◆ INPUT RECORDS
----

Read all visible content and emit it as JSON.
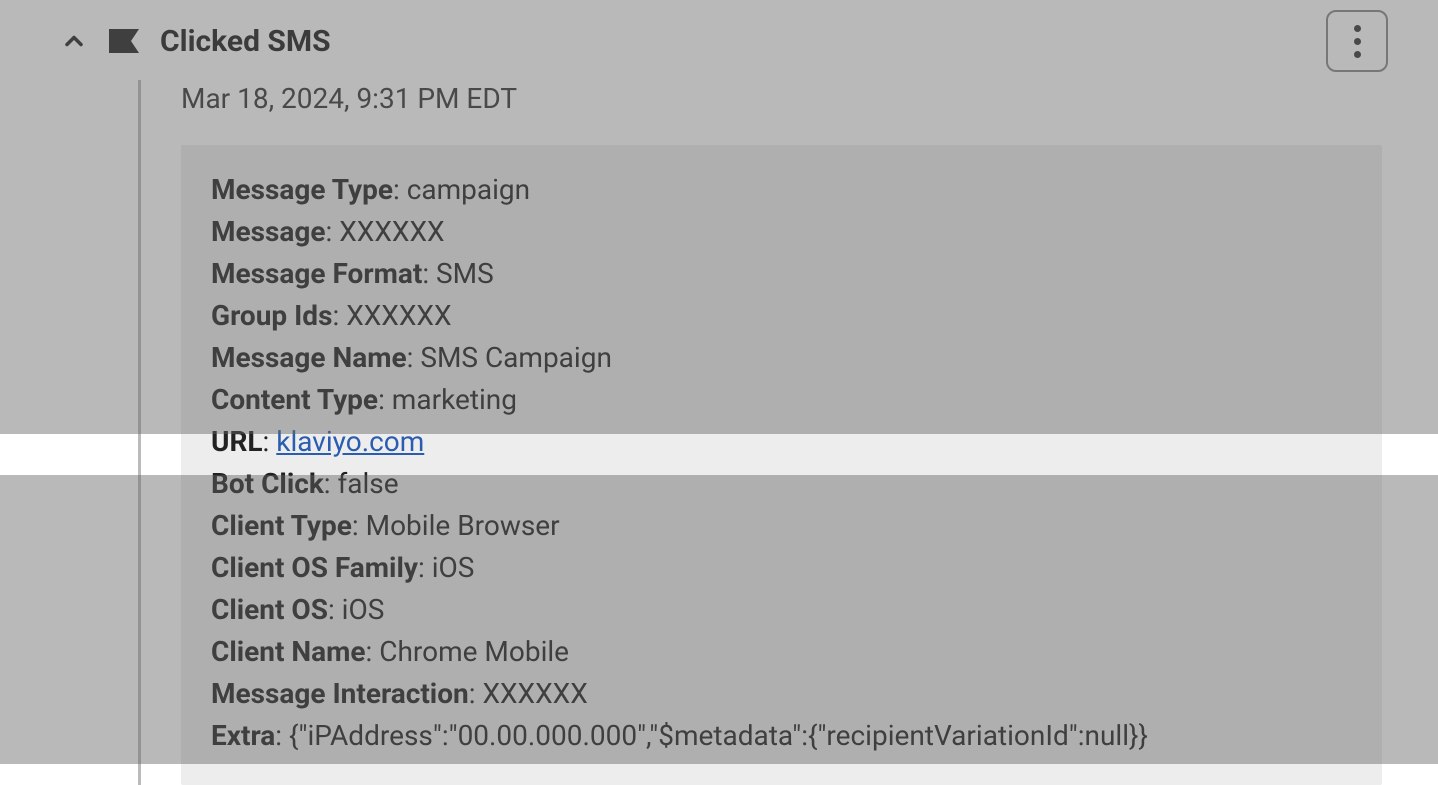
{
  "event": {
    "title": "Clicked SMS",
    "timestamp": "Mar 18, 2024, 9:31 PM EDT",
    "details": [
      {
        "label": "Message Type",
        "value": "campaign",
        "link": false
      },
      {
        "label": "Message",
        "value": "XXXXXX",
        "link": false
      },
      {
        "label": "Message Format",
        "value": "SMS",
        "link": false
      },
      {
        "label": "Group Ids",
        "value": "XXXXXX",
        "link": false
      },
      {
        "label": "Message Name",
        "value": "SMS Campaign",
        "link": false
      },
      {
        "label": "Content Type",
        "value": "marketing",
        "link": false
      },
      {
        "label": "URL",
        "value": "klaviyo.com",
        "link": true
      },
      {
        "label": "Bot Click",
        "value": "false",
        "link": false,
        "highlight": true
      },
      {
        "label": "Client Type",
        "value": "Mobile Browser",
        "link": false
      },
      {
        "label": "Client OS Family",
        "value": "iOS",
        "link": false
      },
      {
        "label": "Client OS",
        "value": "iOS",
        "link": false
      },
      {
        "label": "Client Name",
        "value": "Chrome Mobile",
        "link": false
      },
      {
        "label": "Message Interaction",
        "value": "XXXXXX",
        "link": false
      },
      {
        "label": "Extra",
        "value": "{\"iPAddress\":\"00.00.000.000\",\"$metadata\":{\"recipientVariationId\":null}}",
        "link": false
      }
    ]
  }
}
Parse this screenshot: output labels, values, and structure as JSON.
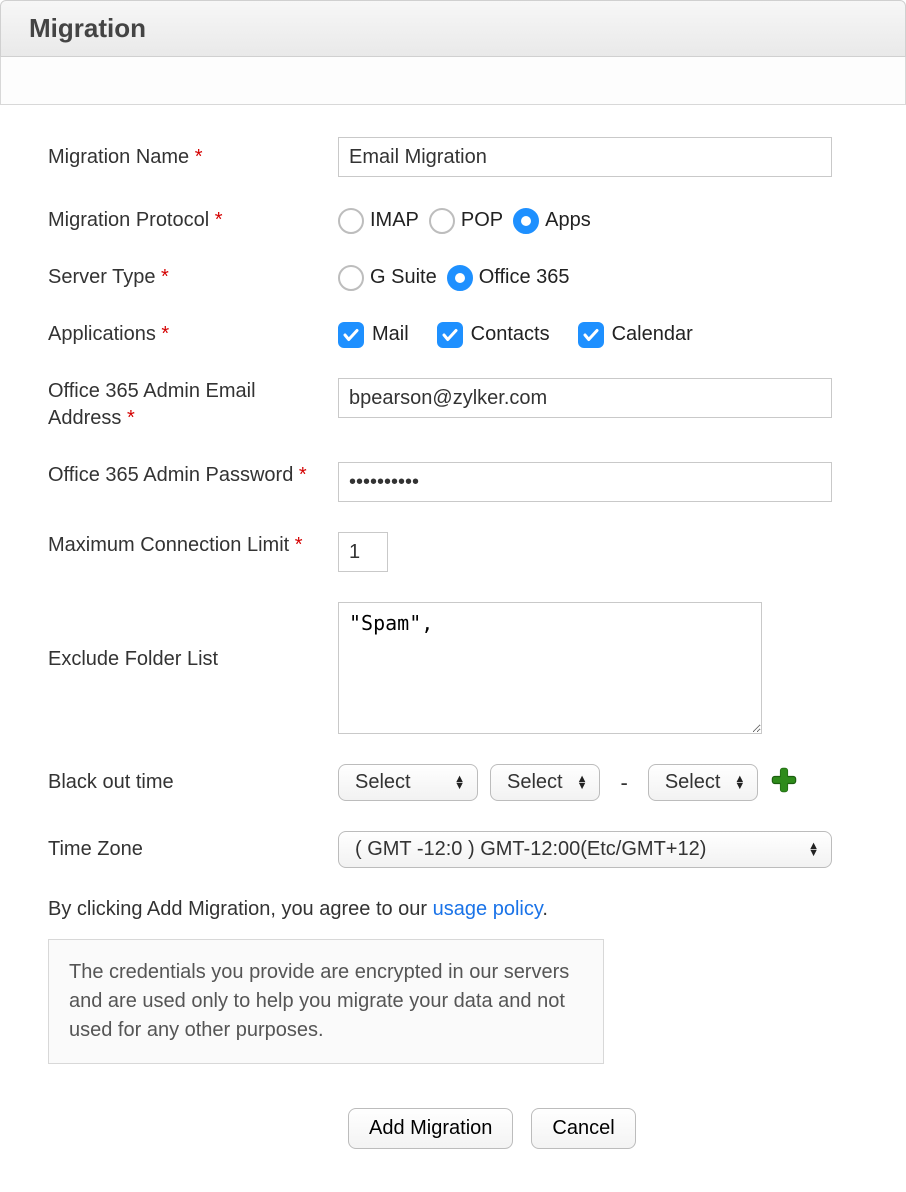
{
  "header": {
    "title": "Migration"
  },
  "labels": {
    "migration_name": "Migration Name",
    "migration_protocol": "Migration Protocol",
    "server_type": "Server Type",
    "applications": "Applications",
    "admin_email": "Office 365 Admin Email Address",
    "admin_password": "Office 365 Admin Password",
    "max_conn": "Maximum Connection Limit",
    "exclude_folders": "Exclude Folder List",
    "blackout": "Black out time",
    "timezone": "Time Zone",
    "required": "*"
  },
  "values": {
    "migration_name": "Email Migration",
    "admin_email": "bpearson@zylker.com",
    "admin_password": "••••••••••",
    "max_conn": "1",
    "exclude_folders": "\"Spam\",",
    "timezone_selected": "( GMT -12:0 ) GMT-12:00(Etc/GMT+12)"
  },
  "protocol": {
    "options": {
      "imap": "IMAP",
      "pop": "POP",
      "apps": "Apps"
    },
    "selected": "apps"
  },
  "server_type": {
    "options": {
      "gsuite": "G Suite",
      "o365": "Office 365"
    },
    "selected": "o365"
  },
  "applications": {
    "mail": {
      "label": "Mail",
      "checked": true
    },
    "contacts": {
      "label": "Contacts",
      "checked": true
    },
    "calendar": {
      "label": "Calendar",
      "checked": true
    }
  },
  "blackout": {
    "day": "Select",
    "from": "Select",
    "separator": "-",
    "to": "Select"
  },
  "agree": {
    "prefix": "By clicking Add Migration, you agree to our ",
    "link": "usage policy",
    "suffix": "."
  },
  "info_box": "The credentials you provide are encrypted in our servers and are used only to help you migrate your data and not used for any other purposes.",
  "buttons": {
    "add": "Add Migration",
    "cancel": "Cancel"
  }
}
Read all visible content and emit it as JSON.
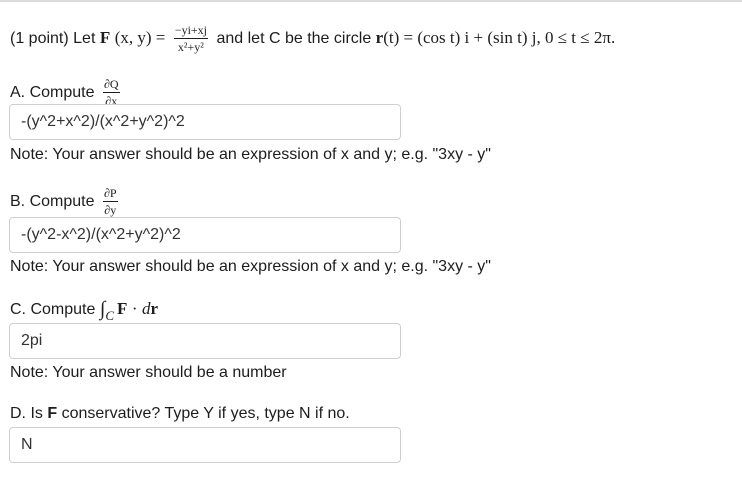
{
  "problem": {
    "intro": "(1 point) Let",
    "F": "F",
    "args": "(x, y) =",
    "num": "−yi+xj",
    "den": "x²+y²",
    "mid": "and let C be the circle",
    "r": "r",
    "rt": "(t) = (cos t) i + (sin t) j, 0 ≤ t ≤ 2π."
  },
  "partA": {
    "label": "A. Compute",
    "num": "∂Q",
    "den": "∂x",
    "answer": "-(y^2+x^2)/(x^2+y^2)^2",
    "note": "Note: Your answer should be an expression of x and y; e.g. \"3xy - y\""
  },
  "partB": {
    "label": "B. Compute",
    "num": "∂P",
    "den": "∂y",
    "answer": "-(y^2-x^2)/(x^2+y^2)^2",
    "note": "Note: Your answer should be an expression of x and y; e.g. \"3xy - y\""
  },
  "partC": {
    "label": "C. Compute",
    "integral": "∫",
    "sub": "C",
    "F": "F",
    "dot": "·",
    "d": "d",
    "r": "r",
    "answer": "2pi",
    "note": "Note: Your answer should be a number"
  },
  "partD": {
    "prefix": "D. Is",
    "F": "F",
    "suffix": "conservative? Type Y if yes, type N if no.",
    "answer": "N"
  }
}
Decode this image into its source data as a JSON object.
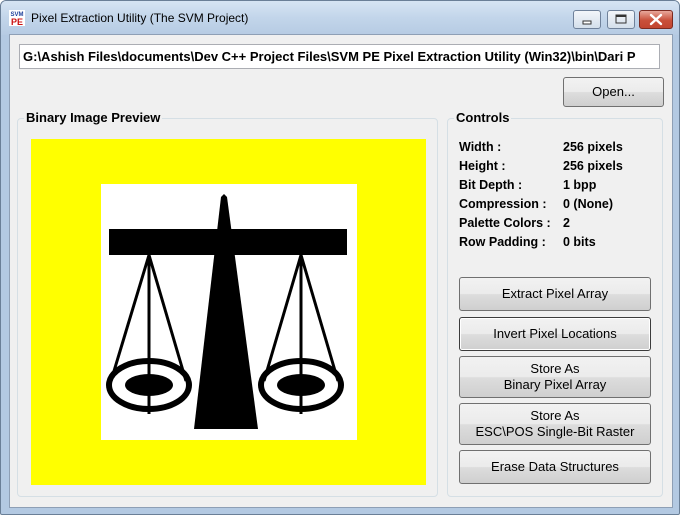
{
  "window": {
    "title": "Pixel Extraction Utility (The SVM Project)",
    "icon_text_top": "SVM",
    "icon_text_bottom": "PE"
  },
  "path": {
    "value": "G:\\Ashish Files\\documents\\Dev C++ Project Files\\SVM PE Pixel Extraction Utility (Win32)\\bin\\Dari P"
  },
  "buttons": {
    "open": "Open...",
    "extract": "Extract Pixel Array",
    "invert": "Invert Pixel Locations",
    "store_binary_line1": "Store As",
    "store_binary_line2": "Binary Pixel Array",
    "store_esc_line1": "Store As",
    "store_esc_line2": "ESC\\POS Single-Bit Raster",
    "erase": "Erase Data Structures"
  },
  "preview": {
    "label": "Binary Image Preview",
    "background_color": "#ffff00"
  },
  "controls": {
    "label": "Controls",
    "rows": [
      {
        "label": "Width :",
        "value": "256 pixels"
      },
      {
        "label": "Height :",
        "value": "256 pixels"
      },
      {
        "label": "Bit Depth :",
        "value": "1 bpp"
      },
      {
        "label": "Compression :",
        "value": "0 (None)"
      },
      {
        "label": "Palette Colors :",
        "value": "2"
      },
      {
        "label": "Row Padding :",
        "value": "0 bits"
      }
    ]
  },
  "icons": [
    "app-icon",
    "minimize-icon",
    "maximize-icon",
    "close-icon"
  ]
}
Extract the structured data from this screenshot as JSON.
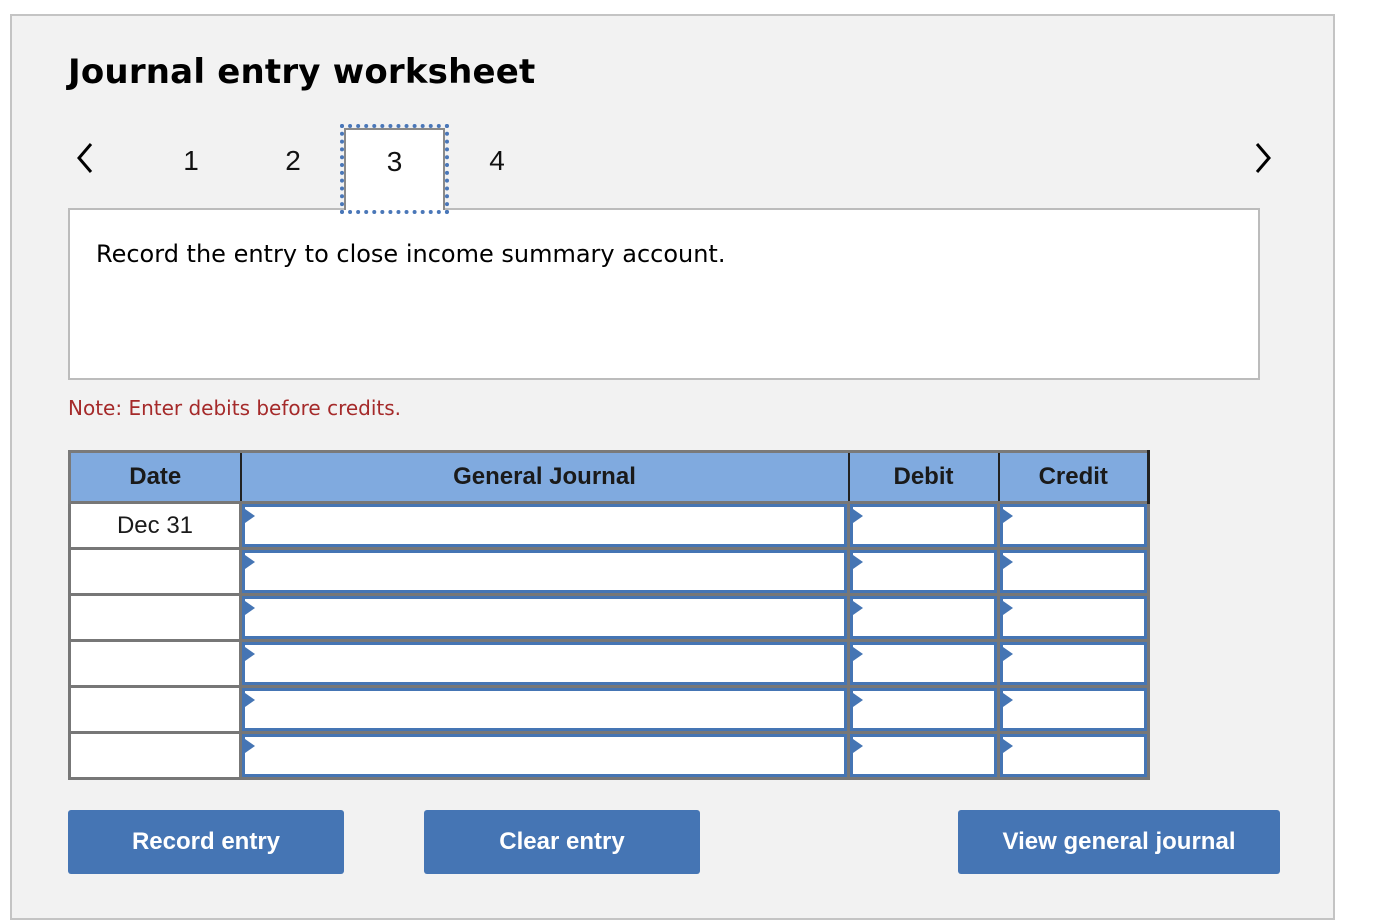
{
  "worksheet": {
    "title": "Journal entry worksheet",
    "nav": {
      "prev_icon": "chevron-left-icon",
      "next_icon": "chevron-right-icon",
      "tabs": [
        {
          "label": "1",
          "active": false
        },
        {
          "label": "2",
          "active": false
        },
        {
          "label": "3",
          "active": true
        },
        {
          "label": "4",
          "active": false
        }
      ]
    },
    "prompt": "Record the entry to close income summary account.",
    "note": "Note: Enter debits before credits."
  },
  "journal_table": {
    "headers": {
      "date": "Date",
      "general_journal": "General Journal",
      "debit": "Debit",
      "credit": "Credit"
    },
    "rows": [
      {
        "date": "Dec 31",
        "account": "",
        "debit": "",
        "credit": ""
      },
      {
        "date": "",
        "account": "",
        "debit": "",
        "credit": ""
      },
      {
        "date": "",
        "account": "",
        "debit": "",
        "credit": ""
      },
      {
        "date": "",
        "account": "",
        "debit": "",
        "credit": ""
      },
      {
        "date": "",
        "account": "",
        "debit": "",
        "credit": ""
      },
      {
        "date": "",
        "account": "",
        "debit": "",
        "credit": ""
      }
    ]
  },
  "buttons": {
    "record": "Record entry",
    "clear": "Clear entry",
    "view": "View general journal"
  },
  "colors": {
    "panel_bg": "#f2f2f2",
    "header_bg": "#80aadf",
    "button_bg": "#4575b4",
    "note_text": "#a52a2a",
    "focus_outline": "#4a77b8"
  }
}
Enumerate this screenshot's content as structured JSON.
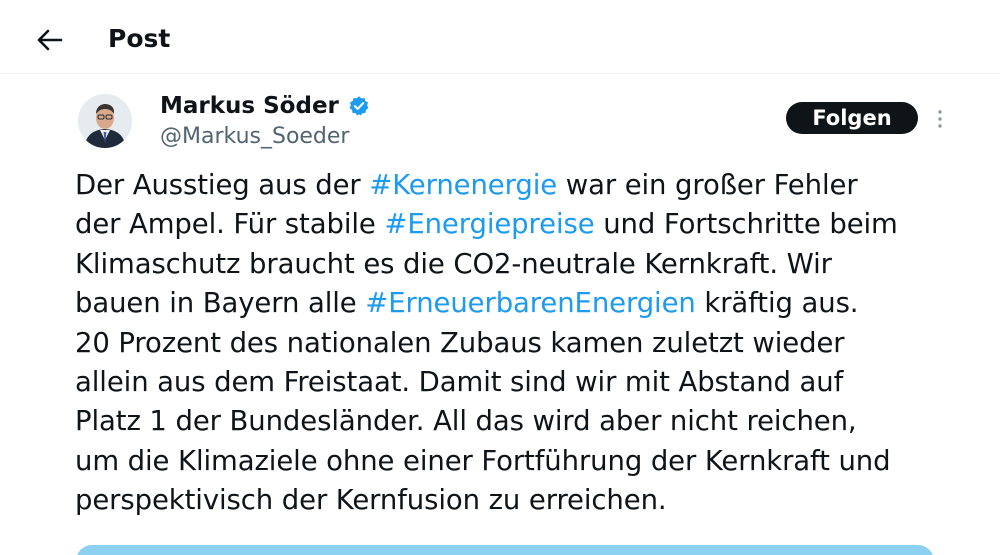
{
  "header": {
    "title": "Post"
  },
  "author": {
    "name": "Markus Söder",
    "handle": "@Markus_Soeder",
    "verified": true
  },
  "follow_label": "Folgen",
  "tweet": {
    "lines": [
      [
        {
          "t": "Der Ausstieg aus der "
        },
        {
          "t": "#Kernenergie",
          "tag": true
        },
        {
          "t": " war ein großer Fehler"
        }
      ],
      [
        {
          "t": "der Ampel. Für stabile "
        },
        {
          "t": "#Energiepreise",
          "tag": true
        },
        {
          "t": " und Fortschritte beim"
        }
      ],
      [
        {
          "t": "Klimaschutz braucht es die CO2-neutrale Kernkraft. Wir"
        }
      ],
      [
        {
          "t": "bauen in Bayern alle "
        },
        {
          "t": "#ErneuerbarenEnergien",
          "tag": true
        },
        {
          "t": " kräftig aus."
        }
      ],
      [
        {
          "t": "20 Prozent des nationalen Zubaus kamen zuletzt wieder"
        }
      ],
      [
        {
          "t": "allein aus dem Freistaat. Damit sind wir mit Abstand auf"
        }
      ],
      [
        {
          "t": "Platz 1 der Bundesländer. All das wird aber nicht reichen,"
        }
      ],
      [
        {
          "t": "um die Klimaziele ohne einer Fortführung der Kernkraft und"
        }
      ],
      [
        {
          "t": "perspektivisch der Kernfusion zu erreichen."
        }
      ]
    ]
  },
  "icons": {
    "back": "arrow-left-icon",
    "verified": "verified-badge-icon",
    "more": "more-vertical-icon"
  },
  "colors": {
    "hashtag": "#1d9bf0",
    "follow_button_bg": "#0f1419",
    "verified": "#1d9bf0",
    "media_peek": "#8cd2f0"
  }
}
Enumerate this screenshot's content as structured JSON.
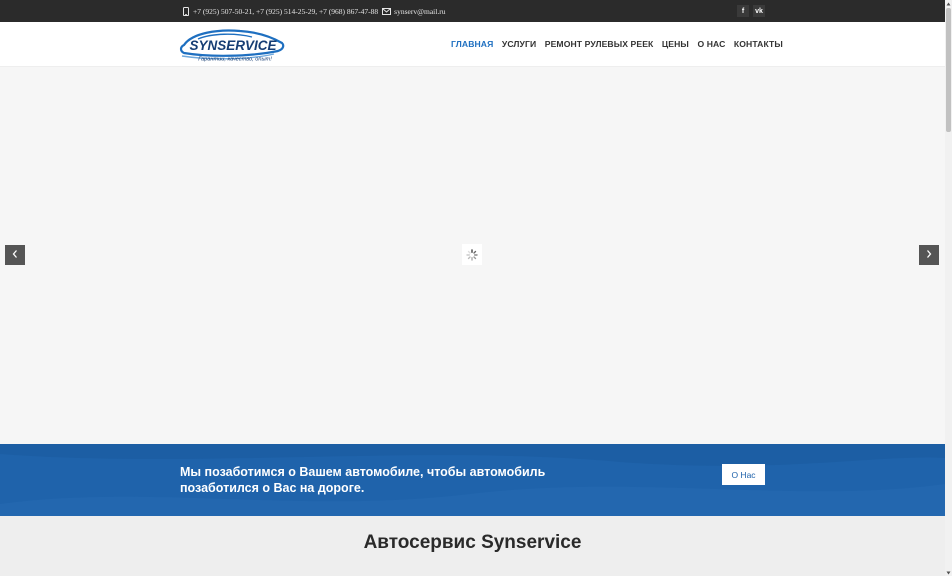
{
  "topbar": {
    "phones": "+7 (925) 507-50-21, +7 (925) 514-25-29, +7 (968) 867-47-88",
    "email": "synserv@mail.ru",
    "social": [
      {
        "icon": "facebook-icon",
        "label": "f"
      },
      {
        "icon": "vk-icon",
        "label": "vk"
      }
    ]
  },
  "logo": {
    "name": "SYNSERVICE",
    "slogan": "Гарантии, качество, опыт!"
  },
  "nav": {
    "items": [
      {
        "label": "ГЛАВНАЯ",
        "active": true
      },
      {
        "label": "УСЛУГИ",
        "active": false
      },
      {
        "label": "РЕМОНТ РУЛЕВЫХ РЕЕК",
        "active": false
      },
      {
        "label": "ЦЕНЫ",
        "active": false
      },
      {
        "label": "О НАС",
        "active": false
      },
      {
        "label": "КОНТАКТЫ",
        "active": false
      }
    ]
  },
  "banner": {
    "tagline": "Мы позаботимся о Вашем автомобиле, чтобы автомобиль позаботился о Вас на дороге.",
    "button_label": "О Нас"
  },
  "section": {
    "title": "Автосервис Synservice"
  },
  "colors": {
    "accent": "#1e6fc0",
    "banner": "#1f63ab",
    "topbar": "#2b2b2b"
  }
}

----

◆ WRITTEN PROBLEM
Scan the listing above. Gather each line that contains the word "values".

◆ RESULT OF THE TASK
Parse this screenshot: output labels, values, and structure as JSON.
  "values": {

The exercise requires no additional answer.